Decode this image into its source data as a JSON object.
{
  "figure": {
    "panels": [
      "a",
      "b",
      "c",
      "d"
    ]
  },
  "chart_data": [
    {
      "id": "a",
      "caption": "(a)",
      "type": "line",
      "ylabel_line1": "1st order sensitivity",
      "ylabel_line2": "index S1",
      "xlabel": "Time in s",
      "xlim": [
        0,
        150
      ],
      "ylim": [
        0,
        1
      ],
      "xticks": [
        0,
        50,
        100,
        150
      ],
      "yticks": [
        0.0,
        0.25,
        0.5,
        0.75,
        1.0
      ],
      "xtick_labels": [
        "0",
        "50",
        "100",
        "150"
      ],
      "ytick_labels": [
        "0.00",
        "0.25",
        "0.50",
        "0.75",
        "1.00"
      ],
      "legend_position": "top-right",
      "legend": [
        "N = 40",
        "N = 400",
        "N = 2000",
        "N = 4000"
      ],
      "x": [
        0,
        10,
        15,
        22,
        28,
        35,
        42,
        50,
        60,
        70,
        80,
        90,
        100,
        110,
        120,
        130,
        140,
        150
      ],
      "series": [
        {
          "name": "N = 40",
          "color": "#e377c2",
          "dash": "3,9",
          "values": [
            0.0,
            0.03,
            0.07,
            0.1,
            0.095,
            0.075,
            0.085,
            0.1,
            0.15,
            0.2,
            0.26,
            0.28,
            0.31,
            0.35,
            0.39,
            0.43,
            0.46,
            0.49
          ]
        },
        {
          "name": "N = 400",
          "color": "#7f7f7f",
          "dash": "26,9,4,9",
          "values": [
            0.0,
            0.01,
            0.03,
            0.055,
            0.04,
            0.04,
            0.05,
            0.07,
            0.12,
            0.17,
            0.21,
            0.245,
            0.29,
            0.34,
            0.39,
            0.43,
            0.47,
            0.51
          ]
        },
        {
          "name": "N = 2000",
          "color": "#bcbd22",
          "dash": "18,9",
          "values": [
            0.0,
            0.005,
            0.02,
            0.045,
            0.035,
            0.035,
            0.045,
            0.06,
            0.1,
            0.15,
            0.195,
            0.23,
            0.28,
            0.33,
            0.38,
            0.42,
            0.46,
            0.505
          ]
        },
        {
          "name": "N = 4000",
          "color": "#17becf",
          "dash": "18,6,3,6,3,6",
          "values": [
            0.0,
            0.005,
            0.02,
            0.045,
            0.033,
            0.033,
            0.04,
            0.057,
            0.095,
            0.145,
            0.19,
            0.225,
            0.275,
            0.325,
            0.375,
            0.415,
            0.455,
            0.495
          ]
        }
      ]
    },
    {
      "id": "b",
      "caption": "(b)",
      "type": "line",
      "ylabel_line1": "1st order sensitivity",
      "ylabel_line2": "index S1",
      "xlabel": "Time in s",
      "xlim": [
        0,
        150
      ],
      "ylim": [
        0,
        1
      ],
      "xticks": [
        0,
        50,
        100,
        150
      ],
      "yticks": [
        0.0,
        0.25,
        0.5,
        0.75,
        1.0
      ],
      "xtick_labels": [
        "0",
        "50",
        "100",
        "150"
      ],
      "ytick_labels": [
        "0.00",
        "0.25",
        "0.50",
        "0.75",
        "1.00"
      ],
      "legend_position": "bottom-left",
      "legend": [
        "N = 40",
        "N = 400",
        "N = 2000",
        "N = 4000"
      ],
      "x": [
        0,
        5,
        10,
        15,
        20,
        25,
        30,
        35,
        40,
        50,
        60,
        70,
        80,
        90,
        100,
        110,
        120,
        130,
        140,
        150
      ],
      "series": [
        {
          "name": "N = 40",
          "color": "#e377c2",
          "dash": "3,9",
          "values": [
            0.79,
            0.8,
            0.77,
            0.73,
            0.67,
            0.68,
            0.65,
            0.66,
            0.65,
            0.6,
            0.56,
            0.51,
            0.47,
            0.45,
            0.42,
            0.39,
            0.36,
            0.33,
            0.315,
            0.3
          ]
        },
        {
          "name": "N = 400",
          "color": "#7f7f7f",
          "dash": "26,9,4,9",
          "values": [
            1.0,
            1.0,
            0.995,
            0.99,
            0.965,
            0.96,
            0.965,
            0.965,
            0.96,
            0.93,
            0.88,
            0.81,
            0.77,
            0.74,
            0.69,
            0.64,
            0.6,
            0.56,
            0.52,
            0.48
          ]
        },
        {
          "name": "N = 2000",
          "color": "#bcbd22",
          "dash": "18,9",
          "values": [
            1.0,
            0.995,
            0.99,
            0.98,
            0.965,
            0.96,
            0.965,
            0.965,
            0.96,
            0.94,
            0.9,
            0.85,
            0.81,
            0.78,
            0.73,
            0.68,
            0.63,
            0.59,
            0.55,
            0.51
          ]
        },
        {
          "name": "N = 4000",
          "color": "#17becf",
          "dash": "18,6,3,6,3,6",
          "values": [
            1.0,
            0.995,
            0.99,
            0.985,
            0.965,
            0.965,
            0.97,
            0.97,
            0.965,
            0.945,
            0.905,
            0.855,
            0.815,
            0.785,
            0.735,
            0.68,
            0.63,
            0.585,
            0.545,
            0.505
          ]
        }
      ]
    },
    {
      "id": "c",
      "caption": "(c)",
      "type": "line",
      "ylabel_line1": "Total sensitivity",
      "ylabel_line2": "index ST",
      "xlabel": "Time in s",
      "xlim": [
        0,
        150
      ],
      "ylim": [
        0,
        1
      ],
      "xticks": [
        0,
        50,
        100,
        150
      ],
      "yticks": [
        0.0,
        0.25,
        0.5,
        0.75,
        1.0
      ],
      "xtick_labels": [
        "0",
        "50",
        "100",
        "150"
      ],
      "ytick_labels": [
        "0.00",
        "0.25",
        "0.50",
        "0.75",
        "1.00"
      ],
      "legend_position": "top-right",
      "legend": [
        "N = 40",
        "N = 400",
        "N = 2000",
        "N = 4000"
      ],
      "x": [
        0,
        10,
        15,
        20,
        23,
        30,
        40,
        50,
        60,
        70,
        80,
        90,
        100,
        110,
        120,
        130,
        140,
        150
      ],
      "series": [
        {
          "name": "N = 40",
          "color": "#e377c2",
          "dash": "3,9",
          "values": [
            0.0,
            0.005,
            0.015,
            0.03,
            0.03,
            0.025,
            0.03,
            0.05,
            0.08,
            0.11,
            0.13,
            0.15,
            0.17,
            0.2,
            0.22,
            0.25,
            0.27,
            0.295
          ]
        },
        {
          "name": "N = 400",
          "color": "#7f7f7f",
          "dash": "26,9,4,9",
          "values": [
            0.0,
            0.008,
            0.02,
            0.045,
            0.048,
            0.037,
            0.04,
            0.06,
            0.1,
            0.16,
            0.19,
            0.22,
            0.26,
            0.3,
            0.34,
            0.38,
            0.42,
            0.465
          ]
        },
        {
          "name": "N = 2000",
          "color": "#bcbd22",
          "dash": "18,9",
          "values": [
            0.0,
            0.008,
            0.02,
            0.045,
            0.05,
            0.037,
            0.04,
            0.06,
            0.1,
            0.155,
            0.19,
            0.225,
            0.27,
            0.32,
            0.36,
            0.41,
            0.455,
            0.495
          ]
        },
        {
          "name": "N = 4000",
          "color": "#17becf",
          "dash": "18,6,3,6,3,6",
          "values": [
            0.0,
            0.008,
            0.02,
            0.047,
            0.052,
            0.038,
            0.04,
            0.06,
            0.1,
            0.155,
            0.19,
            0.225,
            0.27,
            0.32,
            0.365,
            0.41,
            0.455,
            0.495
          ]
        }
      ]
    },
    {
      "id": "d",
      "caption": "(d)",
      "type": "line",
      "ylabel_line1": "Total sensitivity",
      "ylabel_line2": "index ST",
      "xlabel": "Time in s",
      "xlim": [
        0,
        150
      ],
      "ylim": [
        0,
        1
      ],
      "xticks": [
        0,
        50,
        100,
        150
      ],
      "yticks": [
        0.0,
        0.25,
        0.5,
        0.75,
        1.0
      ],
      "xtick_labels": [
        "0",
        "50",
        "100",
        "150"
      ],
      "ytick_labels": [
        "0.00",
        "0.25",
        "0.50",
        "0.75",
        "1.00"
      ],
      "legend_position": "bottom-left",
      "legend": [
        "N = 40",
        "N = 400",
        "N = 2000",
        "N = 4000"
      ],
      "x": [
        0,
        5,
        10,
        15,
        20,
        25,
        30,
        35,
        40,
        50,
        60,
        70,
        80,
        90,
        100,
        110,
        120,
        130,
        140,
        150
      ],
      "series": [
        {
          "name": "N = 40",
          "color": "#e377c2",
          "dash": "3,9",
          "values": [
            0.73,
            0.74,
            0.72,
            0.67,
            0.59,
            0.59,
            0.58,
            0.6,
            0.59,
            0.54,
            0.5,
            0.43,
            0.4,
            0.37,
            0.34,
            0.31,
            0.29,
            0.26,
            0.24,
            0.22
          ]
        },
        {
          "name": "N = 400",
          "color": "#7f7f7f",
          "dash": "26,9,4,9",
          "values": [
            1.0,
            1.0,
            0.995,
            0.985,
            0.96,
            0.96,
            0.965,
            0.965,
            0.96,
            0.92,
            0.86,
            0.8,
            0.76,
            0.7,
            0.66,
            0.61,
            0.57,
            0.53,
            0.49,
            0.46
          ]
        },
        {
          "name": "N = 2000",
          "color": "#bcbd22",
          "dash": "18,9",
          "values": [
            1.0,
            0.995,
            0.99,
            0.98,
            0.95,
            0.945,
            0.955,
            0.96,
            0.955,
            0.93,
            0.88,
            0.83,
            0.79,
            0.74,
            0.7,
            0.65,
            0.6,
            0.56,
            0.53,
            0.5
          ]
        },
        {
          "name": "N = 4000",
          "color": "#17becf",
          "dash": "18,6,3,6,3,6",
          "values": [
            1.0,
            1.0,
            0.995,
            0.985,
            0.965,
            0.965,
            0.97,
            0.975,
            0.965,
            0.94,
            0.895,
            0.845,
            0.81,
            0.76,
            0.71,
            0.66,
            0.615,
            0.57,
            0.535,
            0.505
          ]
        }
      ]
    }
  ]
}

--*--

What is asked | Of the lines in this listing, how many contain "caption"? Reply with the number and nothing more.

Reply to the exercise | 4